Write every entry out again exactly, please, and skip the pictures.
BEGIN
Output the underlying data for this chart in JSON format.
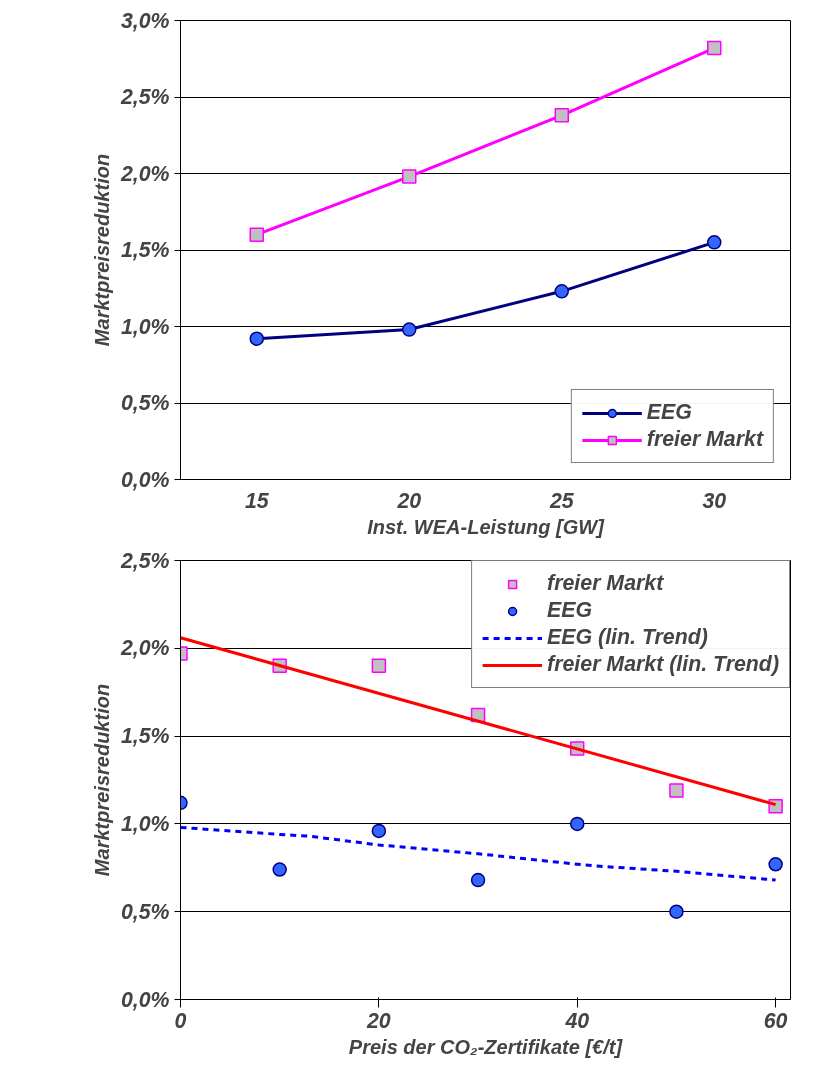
{
  "chart_data": [
    {
      "type": "line",
      "ylabel": "Marktpreisreduktion",
      "xlabel": "Inst. WEA-Leistung [GW]",
      "categories": [
        "15",
        "20",
        "25",
        "30"
      ],
      "series": [
        {
          "name": "EEG",
          "color": "#000080",
          "marker": "circle",
          "values": [
            0.92,
            0.98,
            1.23,
            1.55
          ]
        },
        {
          "name": "freier Markt",
          "color": "#ff00ff",
          "marker": "square",
          "values": [
            1.6,
            1.98,
            2.38,
            2.82
          ]
        }
      ],
      "ylim": [
        0,
        3.0
      ],
      "yticks": [
        {
          "value": 0,
          "label": "0,0%"
        },
        {
          "value": 0.5,
          "label": "0,5%"
        },
        {
          "value": 1.0,
          "label": "1,0%"
        },
        {
          "value": 1.5,
          "label": "1,5%"
        },
        {
          "value": 2.0,
          "label": "2,0%"
        },
        {
          "value": 2.5,
          "label": "2,5%"
        },
        {
          "value": 3.0,
          "label": "3,0%"
        }
      ],
      "grid": "y",
      "legend": "bottom right"
    },
    {
      "type": "scatter",
      "ylabel": "Marktpreisreduktion",
      "xlabel": "Preis der CO₂-Zertifikate [€/t]",
      "x": [
        0,
        10,
        20,
        30,
        40,
        50,
        60
      ],
      "series": [
        {
          "name": "freier Markt",
          "color": "#ff00ff",
          "marker": "square",
          "values": [
            1.97,
            1.9,
            1.9,
            1.62,
            1.43,
            1.19,
            1.1
          ]
        },
        {
          "name": "EEG",
          "color": "#3366ff",
          "marker": "circle",
          "values": [
            1.12,
            0.74,
            0.96,
            0.68,
            1.0,
            0.5,
            0.77
          ]
        },
        {
          "name": "EEG (lin. Trend)",
          "type": "line",
          "color": "#0000ff",
          "line_style": "dashed",
          "marker": "none",
          "x": [
            0,
            10,
            13,
            20,
            30,
            40,
            42,
            50,
            60
          ],
          "values": [
            0.98,
            0.94,
            0.93,
            0.88,
            0.83,
            0.77,
            0.76,
            0.73,
            0.68
          ]
        },
        {
          "name": "freier Markt (lin. Trend)",
          "type": "line",
          "color": "#ff0000",
          "line_style": "solid",
          "marker": "none",
          "x": [
            0,
            60
          ],
          "values": [
            2.06,
            1.11
          ]
        }
      ],
      "xlim": [
        0,
        61.5
      ],
      "xticks": [
        0,
        20,
        40,
        60
      ],
      "ylim": [
        0,
        2.5
      ],
      "yticks": [
        {
          "value": 0,
          "label": "0,0%"
        },
        {
          "value": 0.5,
          "label": "0,5%"
        },
        {
          "value": 1.0,
          "label": "1,0%"
        },
        {
          "value": 1.5,
          "label": "1,5%"
        },
        {
          "value": 2.0,
          "label": "2,0%"
        },
        {
          "value": 2.5,
          "label": "2,5%"
        }
      ],
      "grid": "y",
      "legend": "top right"
    }
  ]
}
END
Solved exercise -
Output the underlying data for this chart in JSON format.
{
  "chart_data": [
    {
      "type": "line",
      "ylabel": "Marktpreisreduktion",
      "xlabel": "Inst. WEA-Leistung [GW]",
      "categories": [
        "15",
        "20",
        "25",
        "30"
      ],
      "series": [
        {
          "name": "EEG",
          "color": "#000080",
          "marker": "circle",
          "values": [
            0.92,
            0.98,
            1.23,
            1.55
          ]
        },
        {
          "name": "freier Markt",
          "color": "#ff00ff",
          "marker": "square",
          "values": [
            1.6,
            1.98,
            2.38,
            2.82
          ]
        }
      ],
      "ylim": [
        0,
        3.0
      ],
      "yticks": [
        {
          "value": 0,
          "label": "0,0%"
        },
        {
          "value": 0.5,
          "label": "0,5%"
        },
        {
          "value": 1.0,
          "label": "1,0%"
        },
        {
          "value": 1.5,
          "label": "1,5%"
        },
        {
          "value": 2.0,
          "label": "2,0%"
        },
        {
          "value": 2.5,
          "label": "2,5%"
        },
        {
          "value": 3.0,
          "label": "3,0%"
        }
      ],
      "grid": "y",
      "legend": "bottom right"
    },
    {
      "type": "scatter",
      "ylabel": "Marktpreisreduktion",
      "xlabel": "Preis der CO₂-Zertifikate [€/t]",
      "x": [
        0,
        10,
        20,
        30,
        40,
        50,
        60
      ],
      "series": [
        {
          "name": "freier Markt",
          "color": "#ff00ff",
          "marker": "square",
          "values": [
            1.97,
            1.9,
            1.9,
            1.62,
            1.43,
            1.19,
            1.1
          ]
        },
        {
          "name": "EEG",
          "color": "#3366ff",
          "marker": "circle",
          "values": [
            1.12,
            0.74,
            0.96,
            0.68,
            1.0,
            0.5,
            0.77
          ]
        },
        {
          "name": "EEG (lin. Trend)",
          "type": "line",
          "color": "#0000ff",
          "line_style": "dashed",
          "marker": "none",
          "x": [
            0,
            10,
            13,
            20,
            30,
            40,
            42,
            50,
            60
          ],
          "values": [
            0.98,
            0.94,
            0.93,
            0.88,
            0.83,
            0.77,
            0.76,
            0.73,
            0.68
          ]
        },
        {
          "name": "freier Markt (lin. Trend)",
          "type": "line",
          "color": "#ff0000",
          "line_style": "solid",
          "marker": "none",
          "x": [
            0,
            60
          ],
          "values": [
            2.06,
            1.11
          ]
        }
      ],
      "xlim": [
        0,
        61.5
      ],
      "xticks": [
        0,
        20,
        40,
        60
      ],
      "ylim": [
        0,
        2.5
      ],
      "yticks": [
        {
          "value": 0,
          "label": "0,0%"
        },
        {
          "value": 0.5,
          "label": "0,5%"
        },
        {
          "value": 1.0,
          "label": "1,0%"
        },
        {
          "value": 1.5,
          "label": "1,5%"
        },
        {
          "value": 2.0,
          "label": "2,0%"
        },
        {
          "value": 2.5,
          "label": "2,5%"
        }
      ],
      "grid": "y",
      "legend": "top right"
    }
  ]
}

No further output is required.